> **The request**
Quote the records that follow in full, leaving the pictures out.
-------- Listed entries
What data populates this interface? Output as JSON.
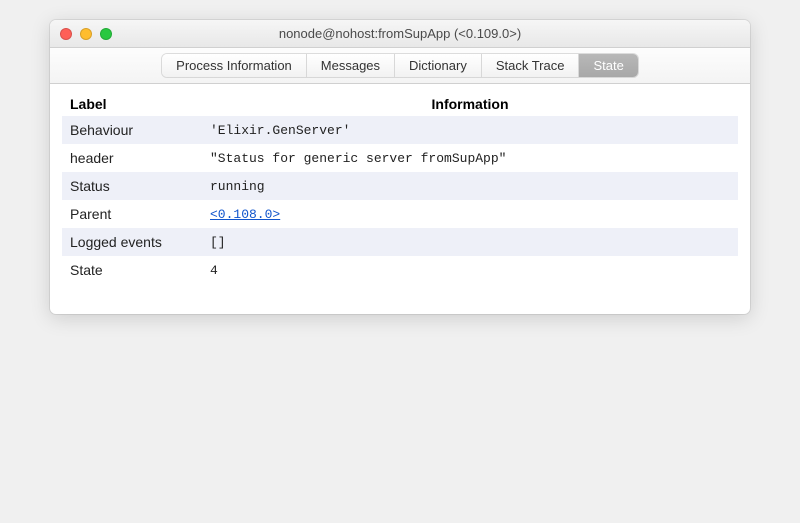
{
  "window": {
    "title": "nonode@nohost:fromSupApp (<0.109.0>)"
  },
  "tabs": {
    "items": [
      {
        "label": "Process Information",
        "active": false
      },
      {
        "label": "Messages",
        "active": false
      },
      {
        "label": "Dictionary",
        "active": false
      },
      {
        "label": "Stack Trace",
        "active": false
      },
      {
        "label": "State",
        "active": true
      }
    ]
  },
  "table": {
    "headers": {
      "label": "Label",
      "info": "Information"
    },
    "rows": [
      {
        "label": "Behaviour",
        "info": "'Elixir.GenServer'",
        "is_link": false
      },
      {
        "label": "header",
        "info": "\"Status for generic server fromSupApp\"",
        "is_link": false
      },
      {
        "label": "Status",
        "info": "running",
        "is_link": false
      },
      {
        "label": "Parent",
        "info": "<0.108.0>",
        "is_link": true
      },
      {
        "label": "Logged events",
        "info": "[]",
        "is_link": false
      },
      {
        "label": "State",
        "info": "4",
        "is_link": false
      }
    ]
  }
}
----------------
> **Final result**
What data populates this interface? Output as JSON.
{
  "window": {
    "title": "nonode@nohost:fromSupApp (<0.109.0>)"
  },
  "tabs": {
    "items": [
      {
        "label": "Process Information",
        "active": false
      },
      {
        "label": "Messages",
        "active": false
      },
      {
        "label": "Dictionary",
        "active": false
      },
      {
        "label": "Stack Trace",
        "active": false
      },
      {
        "label": "State",
        "active": true
      }
    ]
  },
  "table": {
    "headers": {
      "label": "Label",
      "info": "Information"
    },
    "rows": [
      {
        "label": "Behaviour",
        "info": "'Elixir.GenServer'",
        "is_link": false
      },
      {
        "label": "header",
        "info": "\"Status for generic server fromSupApp\"",
        "is_link": false
      },
      {
        "label": "Status",
        "info": "running",
        "is_link": false
      },
      {
        "label": "Parent",
        "info": "<0.108.0>",
        "is_link": true
      },
      {
        "label": "Logged events",
        "info": "[]",
        "is_link": false
      },
      {
        "label": "State",
        "info": "4",
        "is_link": false
      }
    ]
  }
}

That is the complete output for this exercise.